TEXT EXCERPT →
I have a few times sent in bug reports on software I had previously worked on myself. Again, just file it like any other bug. Usually the bug just gets fixed (or not) but I did once get mail from a former colleague who said he was assigned my bug and how the hell was I? Sadly he also told me, “we aren’t going to fix it.” :-/

Of course most of the time I don't know any more than the next schlub. Otherwise I wouldn't have called.


I'm at a point where I just treat the front-line CS person like a fellow engineer and tell them exactly what's wrong, and why I know that.

I've actually had pretty good success with this strategy, though it really depends on the company. Framework laptops and system76 for example were both phenomenal with this approach. The first reply I got from them was either an engineer or someone who talked to one, or someone very experienced in CS who would be a good candidate for engineering.

Worst case if the CS person has no idea what I'm talking about, then we start from scratch but at least they know I'm not a dumbass they can BS :-)


Most of them have to walk through a decision tree in response to their computer and don’t know about the domain anyway, so I don’t want to waste their time.


In my experience this is, unfortunately, true. I see it from both sides and would prefer the native implementations myself, but I've never worked with a customer who agrees.


I start by saying, your customer who uses an iPhone is never going to use an Android, and vice versa, so there is no need to keep them consistent and identical looks and design wise. You should use the native items as much as possible because a random user is more likely to understand the common system version than they will understand your bespoke version. Use the native share icon, don't use the iOS share icon on Android, etc.

Also iOS tends to be way more consistent than android, windows, etc, so there could be a case for iOS native and 'company consistent' for everything else, especially if you're in the USA. iOS people pay more and it could be worth it to have two branches for customer support if it leads to total better conversions and thus more profits. Your business's core competency is not making UI toolkits, it's selling whatever your making. Leverage the literal billions of dollars apple and google invest into the core UX toolkits.


What could possibly go wrong with a standard color picker though? Show some grid, spectrum and sliders, remember the last 10 choices, return a hex code back. Done.

This is something humanity can solve once and for all then be done with it.

Implementing your own will have bugs and generate a lot more support. The dialog I get on my iPhone is magnitudes better than any other home baked pickers I’ve seen.

Date pickers on the other hand I agree are more complicated to standardize, due to frequent need of overlaying extra data, like price, together with the dates.


> that prefers consistency

So they should use the exact same OS and they'll have the same color picker everywhere, native to that OS. Problem solved.


Because as a customer there’s nothing that makes me happier than when I contact customer service and they say “our website is made for Windows so you’ll need to use the exact same OS as us”


That part of the parent comment was about corporate setting.

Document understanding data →
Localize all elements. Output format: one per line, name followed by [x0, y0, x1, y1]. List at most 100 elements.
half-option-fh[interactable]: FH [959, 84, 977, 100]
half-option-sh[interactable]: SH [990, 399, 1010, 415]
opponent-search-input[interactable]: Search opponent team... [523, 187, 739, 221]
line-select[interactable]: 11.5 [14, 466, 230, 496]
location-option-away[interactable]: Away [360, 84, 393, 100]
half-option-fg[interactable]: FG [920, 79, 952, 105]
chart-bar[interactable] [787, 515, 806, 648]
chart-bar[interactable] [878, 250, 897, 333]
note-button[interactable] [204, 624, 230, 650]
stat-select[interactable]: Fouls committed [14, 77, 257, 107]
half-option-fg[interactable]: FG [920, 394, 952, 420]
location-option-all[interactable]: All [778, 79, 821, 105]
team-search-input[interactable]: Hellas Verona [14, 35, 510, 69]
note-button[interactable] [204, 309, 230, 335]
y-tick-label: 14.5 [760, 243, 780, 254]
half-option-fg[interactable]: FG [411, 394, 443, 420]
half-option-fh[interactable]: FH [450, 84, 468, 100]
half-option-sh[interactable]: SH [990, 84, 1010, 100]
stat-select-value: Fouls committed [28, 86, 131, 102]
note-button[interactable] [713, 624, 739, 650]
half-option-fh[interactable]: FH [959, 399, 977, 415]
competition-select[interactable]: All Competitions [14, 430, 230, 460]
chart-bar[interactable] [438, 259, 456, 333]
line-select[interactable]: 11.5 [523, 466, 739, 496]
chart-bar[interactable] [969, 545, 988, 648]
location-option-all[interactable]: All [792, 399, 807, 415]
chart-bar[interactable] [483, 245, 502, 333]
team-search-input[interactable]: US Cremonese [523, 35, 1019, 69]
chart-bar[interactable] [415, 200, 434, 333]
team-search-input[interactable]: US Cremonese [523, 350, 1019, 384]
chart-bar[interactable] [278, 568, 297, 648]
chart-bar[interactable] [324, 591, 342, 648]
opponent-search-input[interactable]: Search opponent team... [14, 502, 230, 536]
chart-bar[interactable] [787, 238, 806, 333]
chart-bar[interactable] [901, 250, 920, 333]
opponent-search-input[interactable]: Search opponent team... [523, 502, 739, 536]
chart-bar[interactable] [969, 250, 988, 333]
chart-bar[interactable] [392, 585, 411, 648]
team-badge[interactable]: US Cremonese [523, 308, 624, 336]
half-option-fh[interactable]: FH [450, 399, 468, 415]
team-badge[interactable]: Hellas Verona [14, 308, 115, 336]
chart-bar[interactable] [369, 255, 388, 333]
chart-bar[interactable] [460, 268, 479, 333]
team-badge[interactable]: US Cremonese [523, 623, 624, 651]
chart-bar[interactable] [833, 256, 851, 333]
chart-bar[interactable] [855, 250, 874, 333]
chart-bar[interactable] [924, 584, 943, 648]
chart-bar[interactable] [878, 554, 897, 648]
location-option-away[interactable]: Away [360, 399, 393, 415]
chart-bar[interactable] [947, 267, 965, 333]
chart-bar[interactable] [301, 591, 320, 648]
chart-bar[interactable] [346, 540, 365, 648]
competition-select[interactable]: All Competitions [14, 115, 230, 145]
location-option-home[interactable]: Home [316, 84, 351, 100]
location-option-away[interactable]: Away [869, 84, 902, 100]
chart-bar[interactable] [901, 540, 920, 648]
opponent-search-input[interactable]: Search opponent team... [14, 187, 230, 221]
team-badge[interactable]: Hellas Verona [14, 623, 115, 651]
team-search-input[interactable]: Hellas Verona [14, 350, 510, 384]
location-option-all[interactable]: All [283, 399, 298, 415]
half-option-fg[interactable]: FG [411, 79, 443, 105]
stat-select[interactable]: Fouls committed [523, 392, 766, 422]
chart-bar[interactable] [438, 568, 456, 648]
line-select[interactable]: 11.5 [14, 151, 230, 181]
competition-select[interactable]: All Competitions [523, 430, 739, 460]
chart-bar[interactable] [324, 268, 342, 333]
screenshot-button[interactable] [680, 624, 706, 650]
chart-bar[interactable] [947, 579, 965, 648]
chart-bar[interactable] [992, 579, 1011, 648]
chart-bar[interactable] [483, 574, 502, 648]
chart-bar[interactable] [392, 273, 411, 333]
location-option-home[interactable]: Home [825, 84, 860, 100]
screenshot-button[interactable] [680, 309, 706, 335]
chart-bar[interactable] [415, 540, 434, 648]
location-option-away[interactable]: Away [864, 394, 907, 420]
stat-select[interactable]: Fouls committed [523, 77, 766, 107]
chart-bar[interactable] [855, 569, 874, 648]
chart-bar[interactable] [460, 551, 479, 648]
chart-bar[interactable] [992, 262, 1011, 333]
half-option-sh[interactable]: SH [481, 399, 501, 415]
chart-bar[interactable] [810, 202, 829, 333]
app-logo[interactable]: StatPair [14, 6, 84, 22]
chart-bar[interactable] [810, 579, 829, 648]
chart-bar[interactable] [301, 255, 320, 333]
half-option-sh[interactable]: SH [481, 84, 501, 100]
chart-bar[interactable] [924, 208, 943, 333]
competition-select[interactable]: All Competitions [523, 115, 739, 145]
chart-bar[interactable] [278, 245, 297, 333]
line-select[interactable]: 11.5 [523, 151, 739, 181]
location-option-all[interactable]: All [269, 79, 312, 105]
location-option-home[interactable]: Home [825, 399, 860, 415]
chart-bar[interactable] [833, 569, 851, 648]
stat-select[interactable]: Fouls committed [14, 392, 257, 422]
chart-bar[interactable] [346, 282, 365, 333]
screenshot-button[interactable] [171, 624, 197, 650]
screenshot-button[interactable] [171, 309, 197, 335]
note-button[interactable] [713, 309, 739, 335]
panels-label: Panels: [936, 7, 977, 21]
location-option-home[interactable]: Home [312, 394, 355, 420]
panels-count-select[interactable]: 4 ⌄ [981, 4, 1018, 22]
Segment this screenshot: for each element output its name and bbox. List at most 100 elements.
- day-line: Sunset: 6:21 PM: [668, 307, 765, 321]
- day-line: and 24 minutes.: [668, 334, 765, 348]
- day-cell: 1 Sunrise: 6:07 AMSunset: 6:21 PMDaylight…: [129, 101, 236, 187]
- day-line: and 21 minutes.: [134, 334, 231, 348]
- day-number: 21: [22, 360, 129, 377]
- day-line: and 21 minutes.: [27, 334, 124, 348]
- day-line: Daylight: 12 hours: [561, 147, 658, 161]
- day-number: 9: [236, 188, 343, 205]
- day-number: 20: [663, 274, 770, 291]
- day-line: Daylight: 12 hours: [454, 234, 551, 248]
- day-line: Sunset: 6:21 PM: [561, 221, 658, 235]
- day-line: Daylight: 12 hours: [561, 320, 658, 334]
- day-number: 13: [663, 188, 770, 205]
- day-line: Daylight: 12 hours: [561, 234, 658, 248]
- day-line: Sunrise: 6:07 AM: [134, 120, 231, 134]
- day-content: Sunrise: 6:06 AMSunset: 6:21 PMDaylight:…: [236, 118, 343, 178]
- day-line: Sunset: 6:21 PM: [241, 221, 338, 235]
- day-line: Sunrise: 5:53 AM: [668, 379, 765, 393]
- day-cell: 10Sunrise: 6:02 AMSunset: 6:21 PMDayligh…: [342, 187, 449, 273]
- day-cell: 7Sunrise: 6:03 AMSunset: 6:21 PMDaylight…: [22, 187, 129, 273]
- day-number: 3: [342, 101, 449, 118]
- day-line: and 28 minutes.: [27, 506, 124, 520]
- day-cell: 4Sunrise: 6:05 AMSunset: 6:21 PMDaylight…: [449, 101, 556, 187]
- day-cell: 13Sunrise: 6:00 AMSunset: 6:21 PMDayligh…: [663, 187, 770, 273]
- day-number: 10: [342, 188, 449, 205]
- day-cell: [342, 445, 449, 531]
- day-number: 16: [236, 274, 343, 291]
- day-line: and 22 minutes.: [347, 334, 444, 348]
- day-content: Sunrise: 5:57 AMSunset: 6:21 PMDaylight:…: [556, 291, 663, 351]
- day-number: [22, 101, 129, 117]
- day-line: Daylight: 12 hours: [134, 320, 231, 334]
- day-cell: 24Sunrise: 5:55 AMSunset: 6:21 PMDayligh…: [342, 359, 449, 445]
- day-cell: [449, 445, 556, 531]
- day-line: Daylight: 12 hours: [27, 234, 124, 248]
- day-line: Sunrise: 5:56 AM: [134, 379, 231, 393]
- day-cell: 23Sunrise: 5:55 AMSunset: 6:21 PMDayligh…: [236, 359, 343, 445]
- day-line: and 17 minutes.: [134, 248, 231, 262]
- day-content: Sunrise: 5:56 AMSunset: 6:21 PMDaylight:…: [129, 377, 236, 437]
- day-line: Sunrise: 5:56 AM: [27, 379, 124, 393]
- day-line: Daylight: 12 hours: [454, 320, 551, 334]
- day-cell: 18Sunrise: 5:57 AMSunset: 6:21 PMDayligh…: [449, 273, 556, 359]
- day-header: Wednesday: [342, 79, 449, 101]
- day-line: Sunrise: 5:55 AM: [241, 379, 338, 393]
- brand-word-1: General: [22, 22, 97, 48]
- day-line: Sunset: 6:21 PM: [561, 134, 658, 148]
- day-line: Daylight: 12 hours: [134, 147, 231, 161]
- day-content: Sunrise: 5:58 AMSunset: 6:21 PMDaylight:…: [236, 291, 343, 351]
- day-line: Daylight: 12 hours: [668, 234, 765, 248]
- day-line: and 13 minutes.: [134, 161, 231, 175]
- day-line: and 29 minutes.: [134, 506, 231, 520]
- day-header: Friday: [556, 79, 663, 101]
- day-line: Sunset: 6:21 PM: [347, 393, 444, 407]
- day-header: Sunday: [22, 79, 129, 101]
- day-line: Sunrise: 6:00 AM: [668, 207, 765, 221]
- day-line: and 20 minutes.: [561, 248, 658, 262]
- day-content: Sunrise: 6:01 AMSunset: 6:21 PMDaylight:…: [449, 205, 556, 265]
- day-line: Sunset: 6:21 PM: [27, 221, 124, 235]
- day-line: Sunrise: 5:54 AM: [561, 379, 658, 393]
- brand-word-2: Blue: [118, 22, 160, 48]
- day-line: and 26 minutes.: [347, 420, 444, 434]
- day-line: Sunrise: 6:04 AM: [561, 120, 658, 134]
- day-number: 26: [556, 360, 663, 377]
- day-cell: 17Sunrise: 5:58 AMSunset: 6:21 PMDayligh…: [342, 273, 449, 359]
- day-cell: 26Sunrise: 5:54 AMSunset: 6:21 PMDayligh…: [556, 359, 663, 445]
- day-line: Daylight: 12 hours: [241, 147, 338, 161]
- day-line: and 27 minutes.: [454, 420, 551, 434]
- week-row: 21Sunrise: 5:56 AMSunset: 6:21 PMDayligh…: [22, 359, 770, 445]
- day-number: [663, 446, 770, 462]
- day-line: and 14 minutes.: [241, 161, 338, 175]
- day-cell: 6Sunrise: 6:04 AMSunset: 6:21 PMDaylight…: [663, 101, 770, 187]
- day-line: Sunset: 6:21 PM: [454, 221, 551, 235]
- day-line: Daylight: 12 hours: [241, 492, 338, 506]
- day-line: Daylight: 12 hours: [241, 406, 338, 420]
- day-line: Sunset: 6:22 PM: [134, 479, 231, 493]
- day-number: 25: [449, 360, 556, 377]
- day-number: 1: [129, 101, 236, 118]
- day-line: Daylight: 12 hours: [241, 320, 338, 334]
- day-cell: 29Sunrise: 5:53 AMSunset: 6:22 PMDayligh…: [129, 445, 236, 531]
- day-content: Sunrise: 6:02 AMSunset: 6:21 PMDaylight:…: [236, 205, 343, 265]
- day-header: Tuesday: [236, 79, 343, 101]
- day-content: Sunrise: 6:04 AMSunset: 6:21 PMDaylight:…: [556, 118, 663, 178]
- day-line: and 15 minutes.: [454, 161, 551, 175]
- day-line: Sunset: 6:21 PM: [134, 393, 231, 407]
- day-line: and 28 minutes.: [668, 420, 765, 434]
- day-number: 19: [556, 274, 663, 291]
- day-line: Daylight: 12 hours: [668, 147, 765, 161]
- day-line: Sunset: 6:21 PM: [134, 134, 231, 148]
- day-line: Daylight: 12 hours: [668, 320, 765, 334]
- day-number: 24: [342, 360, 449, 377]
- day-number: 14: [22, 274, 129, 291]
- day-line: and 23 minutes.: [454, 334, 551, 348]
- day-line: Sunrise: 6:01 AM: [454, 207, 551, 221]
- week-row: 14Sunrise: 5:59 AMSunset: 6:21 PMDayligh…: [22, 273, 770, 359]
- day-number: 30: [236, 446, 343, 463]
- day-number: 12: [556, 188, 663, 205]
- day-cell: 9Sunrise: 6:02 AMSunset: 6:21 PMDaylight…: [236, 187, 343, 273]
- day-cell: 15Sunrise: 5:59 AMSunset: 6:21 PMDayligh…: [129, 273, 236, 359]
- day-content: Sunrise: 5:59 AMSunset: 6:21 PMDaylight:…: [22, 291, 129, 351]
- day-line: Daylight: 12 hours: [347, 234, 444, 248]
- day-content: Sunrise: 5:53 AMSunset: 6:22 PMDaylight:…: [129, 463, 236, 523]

EXERCISE TASKS →
[1] From the discussion on customer support and native UI components, reproduce the text starting at "I've actually had" and ending at "customer who agrees.".
[2] In the discussion on customer support and native UI components, what reason is given for date pickers being harder to standardize than color pickers? Answer in one to three sentences.

LIST OF ANSWERS →
[1]
I've actually had pretty good success with this strategy, though it really depends on the company. Framework laptops and system76 for example were both phenomenal with this approach. The first reply I got from them was either an engineer or someone who talked to one, or someone very experienced in CS who would be a good candidate for engineering.

Worst case if the CS person has no idea what I'm talking about, then we start from scratch but at least they know I'm not a dumbass they can BS :-)


Most of them have to walk through a decision tree in response to their computer and don’t know about the domain anyway, so I don’t want to waste their time.


In my experience this is, unfortunately, true. I see it from both sides and would prefer the native implementations myself, but I've never worked with a customer who agrees.

[2] Date pickers frequently need extra data, such as price, overlaid together with the dates. That makes a single standard version harder to settle on.